### [What you have to do]
Output each entry verbatim and exclude every picture from it.

### [Records shown]
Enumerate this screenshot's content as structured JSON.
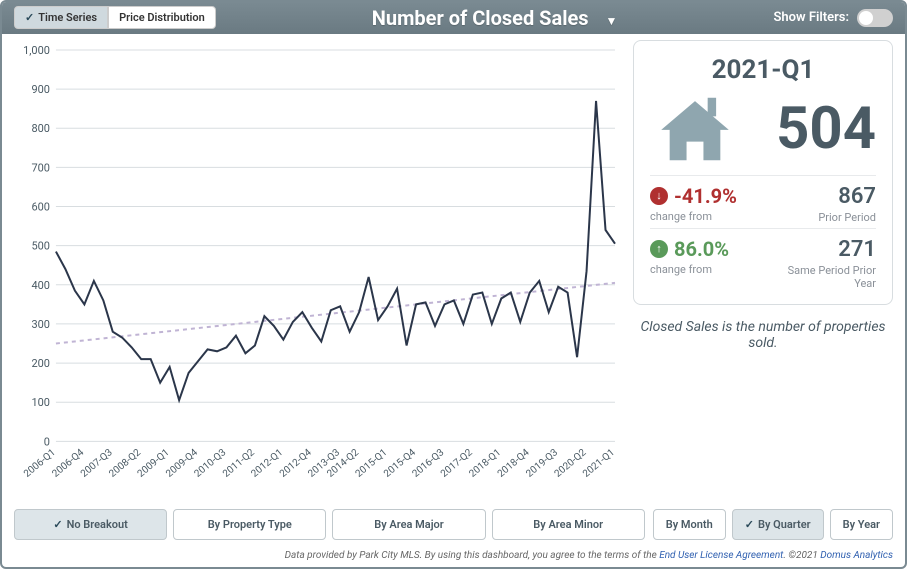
{
  "header": {
    "tabs": [
      {
        "label": "Time Series",
        "active": true
      },
      {
        "label": "Price Distribution",
        "active": false
      }
    ],
    "title": "Number of Closed Sales",
    "show_filters_label": "Show Filters:",
    "filters_on": false
  },
  "chart": {
    "type": "line",
    "ylim": [
      0,
      1000
    ],
    "ytick_step": 100,
    "yticks": [
      0,
      100,
      200,
      300,
      400,
      500,
      600,
      700,
      800,
      900,
      1000
    ],
    "x_labels": [
      "2006-Q1",
      "2006-Q4",
      "2007-Q3",
      "2008-Q2",
      "2009-Q1",
      "2009-Q4",
      "2010-Q3",
      "2011-Q2",
      "2012-Q1",
      "2012-Q4",
      "2013-Q3",
      "2014-Q2",
      "2015-Q1",
      "2015-Q4",
      "2016-Q3",
      "2017-Q2",
      "2018-Q1",
      "2018-Q4",
      "2019-Q3",
      "2020-Q2",
      "2021-Q1"
    ],
    "series": {
      "color": "#2b364a",
      "line_width": 2,
      "values": [
        485,
        440,
        385,
        350,
        410,
        360,
        280,
        265,
        240,
        210,
        210,
        150,
        190,
        105,
        175,
        205,
        235,
        230,
        240,
        270,
        225,
        245,
        320,
        295,
        260,
        305,
        330,
        290,
        255,
        335,
        345,
        280,
        330,
        420,
        310,
        345,
        390,
        245,
        350,
        355,
        295,
        350,
        360,
        300,
        375,
        380,
        300,
        365,
        380,
        305,
        380,
        410,
        330,
        395,
        380,
        215,
        435,
        870,
        540,
        505
      ]
    },
    "trend": {
      "color": "#c0b4d4",
      "dash": "4 4",
      "start_y": 250,
      "end_y": 405
    },
    "background_color": "#ffffff",
    "grid_color": "#d8dde0",
    "axis_fontsize": 11,
    "xlabel_fontsize": 10
  },
  "stats": {
    "period": "2021-Q1",
    "value": "504",
    "icon_color": "#8fa6af",
    "change1": {
      "pct": "-41.9%",
      "direction": "down",
      "label": "change from",
      "compare_value": "867",
      "compare_label": "Prior Period"
    },
    "change2": {
      "pct": "86.0%",
      "direction": "up",
      "label": "change from",
      "compare_value": "271",
      "compare_label": "Same Period Prior Year"
    },
    "description": "Closed Sales is the number of properties sold."
  },
  "breakout_buttons": [
    {
      "label": "No Breakout",
      "active": true
    },
    {
      "label": "By Property Type",
      "active": false
    },
    {
      "label": "By Area Major",
      "active": false
    },
    {
      "label": "By Area Minor",
      "active": false
    }
  ],
  "time_buttons": [
    {
      "label": "By Month",
      "active": false
    },
    {
      "label": "By Quarter",
      "active": true
    },
    {
      "label": "By Year",
      "active": false
    }
  ],
  "footer": {
    "prefix": "Data provided by Park City MLS.  By using this dashboard, you agree to the terms of the ",
    "link1": "End User License Agreement",
    "mid": ".  ©2021 ",
    "link2": "Domus Analytics"
  }
}
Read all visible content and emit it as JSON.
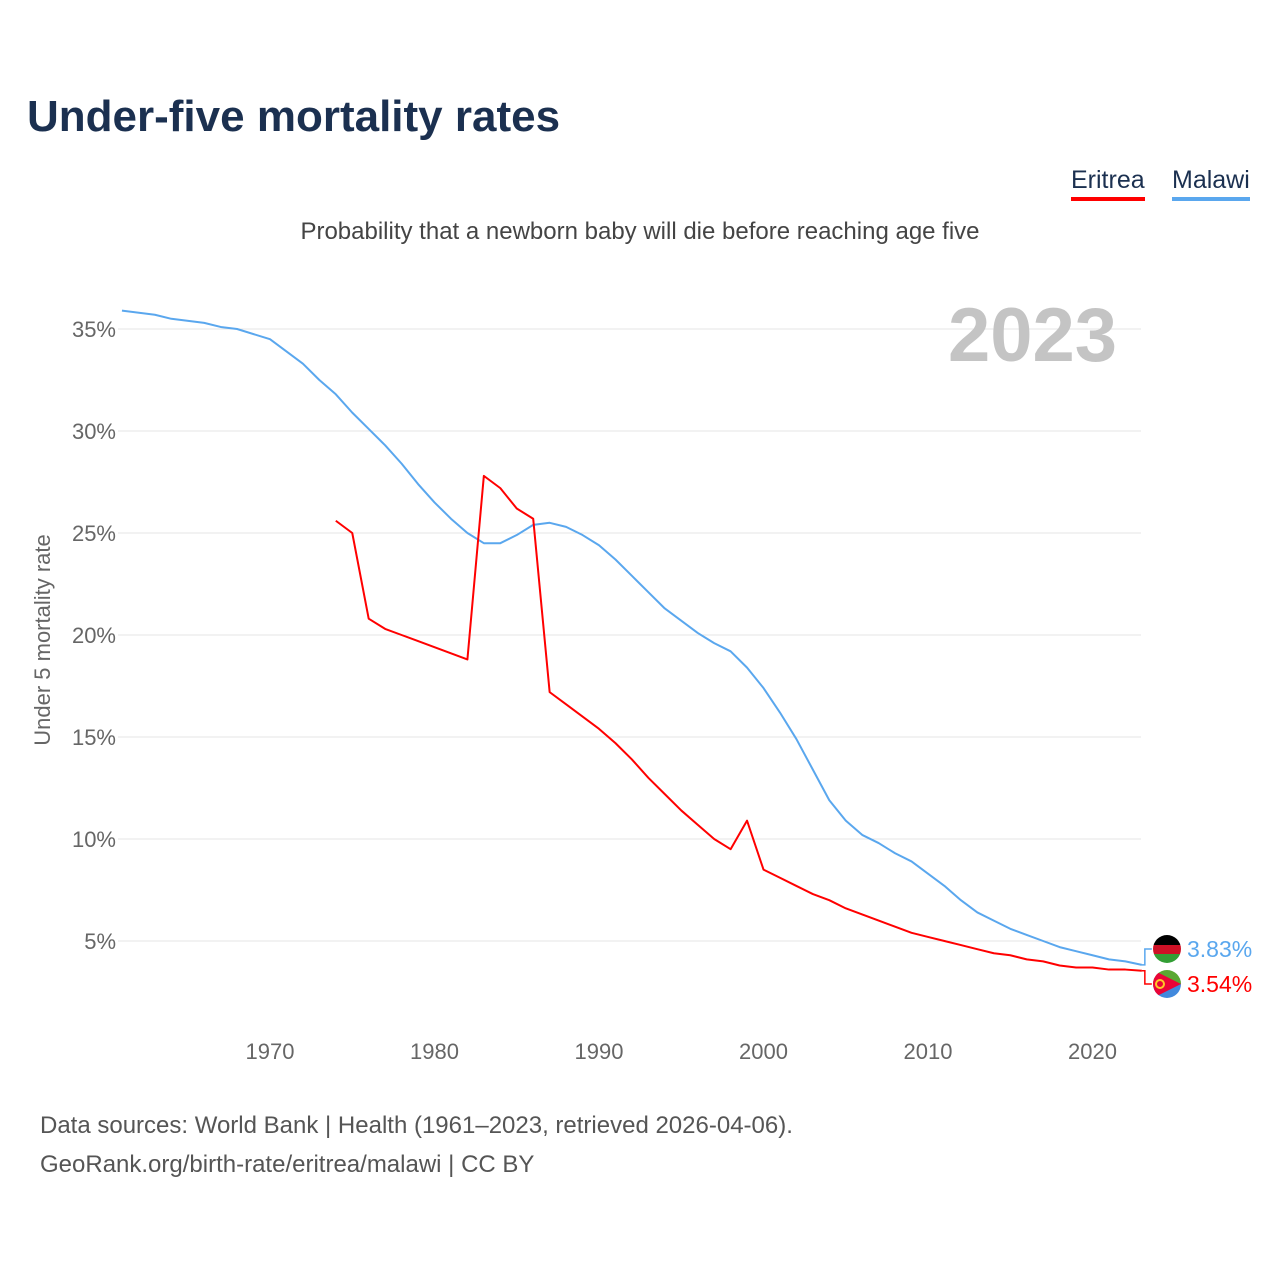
{
  "header": {
    "title": "Under-five mortality rates",
    "subtitle": "Probability that a newborn baby will die before reaching age five",
    "current_year": "2023"
  },
  "legend": [
    {
      "name": "Eritrea",
      "color": "#ff0000"
    },
    {
      "name": "Malawi",
      "color": "#5aa7ee"
    }
  ],
  "footer": {
    "line1": "Data sources: World Bank | Health (1961–2023, retrieved 2026-04-06).",
    "line2": "GeoRank.org/birth-rate/eritrea/malawi | CC BY"
  },
  "chart_data": {
    "type": "line",
    "title": "Under-five mortality rates",
    "ylabel": "Under 5 mortality rate",
    "xlim": [
      1961,
      2023
    ],
    "ylim": [
      0,
      37
    ],
    "x_ticks": [
      1970,
      1980,
      1990,
      2000,
      2010,
      2020
    ],
    "y_ticks": [
      5,
      10,
      15,
      20,
      25,
      30,
      35
    ],
    "y_tick_labels": [
      "5%",
      "10%",
      "15%",
      "20%",
      "25%",
      "30%",
      "35%"
    ],
    "series": [
      {
        "name": "Malawi",
        "color": "#5aa7ee",
        "end_label": "3.83%",
        "x": [
          1961,
          1963,
          1964,
          1966,
          1967,
          1968,
          1970,
          1971,
          1972,
          1973,
          1974,
          1975,
          1976,
          1977,
          1978,
          1979,
          1980,
          1981,
          1982,
          1983,
          1984,
          1985,
          1986,
          1987,
          1988,
          1989,
          1990,
          1991,
          1992,
          1993,
          1994,
          1995,
          1996,
          1997,
          1998,
          1999,
          2000,
          2001,
          2002,
          2003,
          2004,
          2005,
          2006,
          2007,
          2008,
          2009,
          2010,
          2011,
          2012,
          2013,
          2014,
          2015,
          2016,
          2017,
          2018,
          2019,
          2020,
          2021,
          2022,
          2023
        ],
        "values": [
          35.9,
          35.7,
          35.5,
          35.3,
          35.1,
          35.0,
          34.5,
          33.9,
          33.3,
          32.5,
          31.8,
          30.9,
          30.1,
          29.3,
          28.4,
          27.4,
          26.5,
          25.7,
          25.0,
          24.5,
          24.5,
          24.9,
          25.4,
          25.5,
          25.3,
          24.9,
          24.4,
          23.7,
          22.9,
          22.1,
          21.3,
          20.7,
          20.1,
          19.6,
          19.2,
          18.4,
          17.4,
          16.2,
          14.9,
          13.4,
          11.9,
          10.9,
          10.2,
          9.8,
          9.3,
          8.9,
          8.3,
          7.7,
          7.0,
          6.4,
          6.0,
          5.6,
          5.3,
          5.0,
          4.7,
          4.5,
          4.3,
          4.1,
          4.0,
          3.83
        ]
      },
      {
        "name": "Eritrea",
        "color": "#ff0000",
        "end_label": "3.54%",
        "x": [
          1974,
          1975,
          1976,
          1977,
          1978,
          1979,
          1980,
          1981,
          1982,
          1983,
          1984,
          1985,
          1986,
          1987,
          1988,
          1989,
          1990,
          1991,
          1992,
          1993,
          1994,
          1995,
          1996,
          1997,
          1998,
          1999,
          2000,
          2001,
          2002,
          2003,
          2004,
          2005,
          2006,
          2007,
          2008,
          2009,
          2010,
          2011,
          2012,
          2013,
          2014,
          2015,
          2016,
          2017,
          2018,
          2019,
          2020,
          2021,
          2022,
          2023
        ],
        "values": [
          25.6,
          25.0,
          20.8,
          20.3,
          20.0,
          19.7,
          19.4,
          19.1,
          18.8,
          27.8,
          27.2,
          26.2,
          25.7,
          17.2,
          16.6,
          16.0,
          15.4,
          14.7,
          13.9,
          13.0,
          12.2,
          11.4,
          10.7,
          10.0,
          9.5,
          10.9,
          8.5,
          8.1,
          7.7,
          7.3,
          7.0,
          6.6,
          6.3,
          6.0,
          5.7,
          5.4,
          5.2,
          5.0,
          4.8,
          4.6,
          4.4,
          4.3,
          4.1,
          4.0,
          3.8,
          3.7,
          3.7,
          3.6,
          3.6,
          3.54
        ]
      }
    ]
  }
}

### [Result of this exercise]
Enumerate this screenshot's content as structured JSON.
{
  "header": {
    "tabs": [
      {
        "label": "Time Series",
        "active": true
      },
      {
        "label": "Price Distribution",
        "active": false
      }
    ],
    "title": "Number of Closed Sales",
    "show_filters_label": "Show Filters:",
    "filters_on": false
  },
  "chart": {
    "type": "line",
    "ylim": [
      0,
      1000
    ],
    "ytick_step": 100,
    "yticks": [
      0,
      100,
      200,
      300,
      400,
      500,
      600,
      700,
      800,
      900,
      1000
    ],
    "x_labels": [
      "2006-Q1",
      "2006-Q4",
      "2007-Q3",
      "2008-Q2",
      "2009-Q1",
      "2009-Q4",
      "2010-Q3",
      "2011-Q2",
      "2012-Q1",
      "2012-Q4",
      "2013-Q3",
      "2014-Q2",
      "2015-Q1",
      "2015-Q4",
      "2016-Q3",
      "2017-Q2",
      "2018-Q1",
      "2018-Q4",
      "2019-Q3",
      "2020-Q2",
      "2021-Q1"
    ],
    "series": {
      "color": "#2b364a",
      "line_width": 2,
      "values": [
        485,
        440,
        385,
        350,
        410,
        360,
        280,
        265,
        240,
        210,
        210,
        150,
        190,
        105,
        175,
        205,
        235,
        230,
        240,
        270,
        225,
        245,
        320,
        295,
        260,
        305,
        330,
        290,
        255,
        335,
        345,
        280,
        330,
        420,
        310,
        345,
        390,
        245,
        350,
        355,
        295,
        350,
        360,
        300,
        375,
        380,
        300,
        365,
        380,
        305,
        380,
        410,
        330,
        395,
        380,
        215,
        435,
        870,
        540,
        505
      ]
    },
    "trend": {
      "color": "#c0b4d4",
      "dash": "4 4",
      "start_y": 250,
      "end_y": 405
    },
    "background_color": "#ffffff",
    "grid_color": "#d8dde0",
    "axis_fontsize": 11,
    "xlabel_fontsize": 10
  },
  "stats": {
    "period": "2021-Q1",
    "value": "504",
    "icon_color": "#8fa6af",
    "change1": {
      "pct": "-41.9%",
      "direction": "down",
      "label": "change from",
      "compare_value": "867",
      "compare_label": "Prior Period"
    },
    "change2": {
      "pct": "86.0%",
      "direction": "up",
      "label": "change from",
      "compare_value": "271",
      "compare_label": "Same Period Prior Year"
    },
    "description": "Closed Sales is the number of properties sold."
  },
  "breakout_buttons": [
    {
      "label": "No Breakout",
      "active": true
    },
    {
      "label": "By Property Type",
      "active": false
    },
    {
      "label": "By Area Major",
      "active": false
    },
    {
      "label": "By Area Minor",
      "active": false
    }
  ],
  "time_buttons": [
    {
      "label": "By Month",
      "active": false
    },
    {
      "label": "By Quarter",
      "active": true
    },
    {
      "label": "By Year",
      "active": false
    }
  ],
  "footer": {
    "prefix": "Data provided by Park City MLS.  By using this dashboard, you agree to the terms of the ",
    "link1": "End User License Agreement",
    "mid": ".  ©2021 ",
    "link2": "Domus Analytics"
  }
}
Read all visible content and emit it as JSON.
{
  "header": {
    "title": "Under-five mortality rates",
    "subtitle": "Probability that a newborn baby will die before reaching age five",
    "current_year": "2023"
  },
  "legend": [
    {
      "name": "Eritrea",
      "color": "#ff0000"
    },
    {
      "name": "Malawi",
      "color": "#5aa7ee"
    }
  ],
  "footer": {
    "line1": "Data sources: World Bank | Health (1961–2023, retrieved 2026-04-06).",
    "line2": "GeoRank.org/birth-rate/eritrea/malawi | CC BY"
  },
  "chart_data": {
    "type": "line",
    "title": "Under-five mortality rates",
    "ylabel": "Under 5 mortality rate",
    "xlim": [
      1961,
      2023
    ],
    "ylim": [
      0,
      37
    ],
    "x_ticks": [
      1970,
      1980,
      1990,
      2000,
      2010,
      2020
    ],
    "y_ticks": [
      5,
      10,
      15,
      20,
      25,
      30,
      35
    ],
    "y_tick_labels": [
      "5%",
      "10%",
      "15%",
      "20%",
      "25%",
      "30%",
      "35%"
    ],
    "series": [
      {
        "name": "Malawi",
        "color": "#5aa7ee",
        "end_label": "3.83%",
        "x": [
          1961,
          1963,
          1964,
          1966,
          1967,
          1968,
          1970,
          1971,
          1972,
          1973,
          1974,
          1975,
          1976,
          1977,
          1978,
          1979,
          1980,
          1981,
          1982,
          1983,
          1984,
          1985,
          1986,
          1987,
          1988,
          1989,
          1990,
          1991,
          1992,
          1993,
          1994,
          1995,
          1996,
          1997,
          1998,
          1999,
          2000,
          2001,
          2002,
          2003,
          2004,
          2005,
          2006,
          2007,
          2008,
          2009,
          2010,
          2011,
          2012,
          2013,
          2014,
          2015,
          2016,
          2017,
          2018,
          2019,
          2020,
          2021,
          2022,
          2023
        ],
        "values": [
          35.9,
          35.7,
          35.5,
          35.3,
          35.1,
          35.0,
          34.5,
          33.9,
          33.3,
          32.5,
          31.8,
          30.9,
          30.1,
          29.3,
          28.4,
          27.4,
          26.5,
          25.7,
          25.0,
          24.5,
          24.5,
          24.9,
          25.4,
          25.5,
          25.3,
          24.9,
          24.4,
          23.7,
          22.9,
          22.1,
          21.3,
          20.7,
          20.1,
          19.6,
          19.2,
          18.4,
          17.4,
          16.2,
          14.9,
          13.4,
          11.9,
          10.9,
          10.2,
          9.8,
          9.3,
          8.9,
          8.3,
          7.7,
          7.0,
          6.4,
          6.0,
          5.6,
          5.3,
          5.0,
          4.7,
          4.5,
          4.3,
          4.1,
          4.0,
          3.83
        ]
      },
      {
        "name": "Eritrea",
        "color": "#ff0000",
        "end_label": "3.54%",
        "x": [
          1974,
          1975,
          1976,
          1977,
          1978,
          1979,
          1980,
          1981,
          1982,
          1983,
          1984,
          1985,
          1986,
          1987,
          1988,
          1989,
          1990,
          1991,
          1992,
          1993,
          1994,
          1995,
          1996,
          1997,
          1998,
          1999,
          2000,
          2001,
          2002,
          2003,
          2004,
          2005,
          2006,
          2007,
          2008,
          2009,
          2010,
          2011,
          2012,
          2013,
          2014,
          2015,
          2016,
          2017,
          2018,
          2019,
          2020,
          2021,
          2022,
          2023
        ],
        "values": [
          25.6,
          25.0,
          20.8,
          20.3,
          20.0,
          19.7,
          19.4,
          19.1,
          18.8,
          27.8,
          27.2,
          26.2,
          25.7,
          17.2,
          16.6,
          16.0,
          15.4,
          14.7,
          13.9,
          13.0,
          12.2,
          11.4,
          10.7,
          10.0,
          9.5,
          10.9,
          8.5,
          8.1,
          7.7,
          7.3,
          7.0,
          6.6,
          6.3,
          6.0,
          5.7,
          5.4,
          5.2,
          5.0,
          4.8,
          4.6,
          4.4,
          4.3,
          4.1,
          4.0,
          3.8,
          3.7,
          3.7,
          3.6,
          3.6,
          3.54
        ]
      }
    ]
  }
}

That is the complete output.